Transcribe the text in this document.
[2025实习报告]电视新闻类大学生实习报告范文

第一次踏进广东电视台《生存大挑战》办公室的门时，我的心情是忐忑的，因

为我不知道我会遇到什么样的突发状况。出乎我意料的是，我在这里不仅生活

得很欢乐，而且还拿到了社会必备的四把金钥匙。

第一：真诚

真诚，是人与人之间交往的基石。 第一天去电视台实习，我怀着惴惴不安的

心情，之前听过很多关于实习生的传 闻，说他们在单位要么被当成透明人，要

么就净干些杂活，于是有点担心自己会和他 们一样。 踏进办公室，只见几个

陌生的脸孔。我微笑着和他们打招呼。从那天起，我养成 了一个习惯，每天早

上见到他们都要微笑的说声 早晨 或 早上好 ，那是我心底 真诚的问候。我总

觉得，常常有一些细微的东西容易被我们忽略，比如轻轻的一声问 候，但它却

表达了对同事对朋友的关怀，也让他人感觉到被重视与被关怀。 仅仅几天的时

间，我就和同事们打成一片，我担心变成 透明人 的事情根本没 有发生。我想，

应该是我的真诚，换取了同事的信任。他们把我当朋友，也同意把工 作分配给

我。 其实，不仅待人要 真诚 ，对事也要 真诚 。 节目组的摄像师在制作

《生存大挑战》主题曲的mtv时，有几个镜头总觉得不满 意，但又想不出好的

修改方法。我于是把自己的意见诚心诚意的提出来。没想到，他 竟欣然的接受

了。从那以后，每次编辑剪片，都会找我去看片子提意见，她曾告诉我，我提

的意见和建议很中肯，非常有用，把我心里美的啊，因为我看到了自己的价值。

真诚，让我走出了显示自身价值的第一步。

_ _ _ _ _

Retype the records in full. Keep every line identical to the original.

- TASK RESPONSE:
Transcribe the text in this document.
[2025实习报告]电视新闻类大学生实习报告范文

第一次踏进广东电视台《生存大挑战》办公室的门时，我的心情是忐忑的，因

为我不知道我会遇到什么样的突发状况。出乎我意料的是，我在这里不仅生活

得很欢乐，而且还拿到了社会必备的四把金钥匙。

第一：真诚

真诚，是人与人之间交往的基石。 第一天去电视台实习，我怀着惴惴不安的

心情，之前听过很多关于实习生的传 闻，说他们在单位要么被当成透明人，要

么就净干些杂活，于是有点担心自己会和他 们一样。 踏进办公室，只见几个

陌生的脸孔。我微笑着和他们打招呼。从那天起，我养成 了一个习惯，每天早

上见到他们都要微笑的说声 早晨 或 早上好 ，那是我心底 真诚的问候。我总

觉得，常常有一些细微的东西容易被我们忽略，比如轻轻的一声问 候，但它却

表达了对同事对朋友的关怀，也让他人感觉到被重视与被关怀。 仅仅几天的时

间，我就和同事们打成一片，我担心变成 透明人 的事情根本没 有发生。我想，

应该是我的真诚，换取了同事的信任。他们把我当朋友，也同意把工 作分配给

我。 其实，不仅待人要 真诚 ，对事也要 真诚 。 节目组的摄像师在制作

《生存大挑战》主题曲的mtv时，有几个镜头总觉得不满 意，但又想不出好的

修改方法。我于是把自己的意见诚心诚意的提出来。没想到，他 竟欣然的接受

了。从那以后，每次编辑剪片，都会找我去看片子提意见，她曾告诉我，我提

的意见和建议很中肯，非常有用，把我心里美的啊，因为我看到了自己的价值。

真诚，让我走出了显示自身价值的第一步。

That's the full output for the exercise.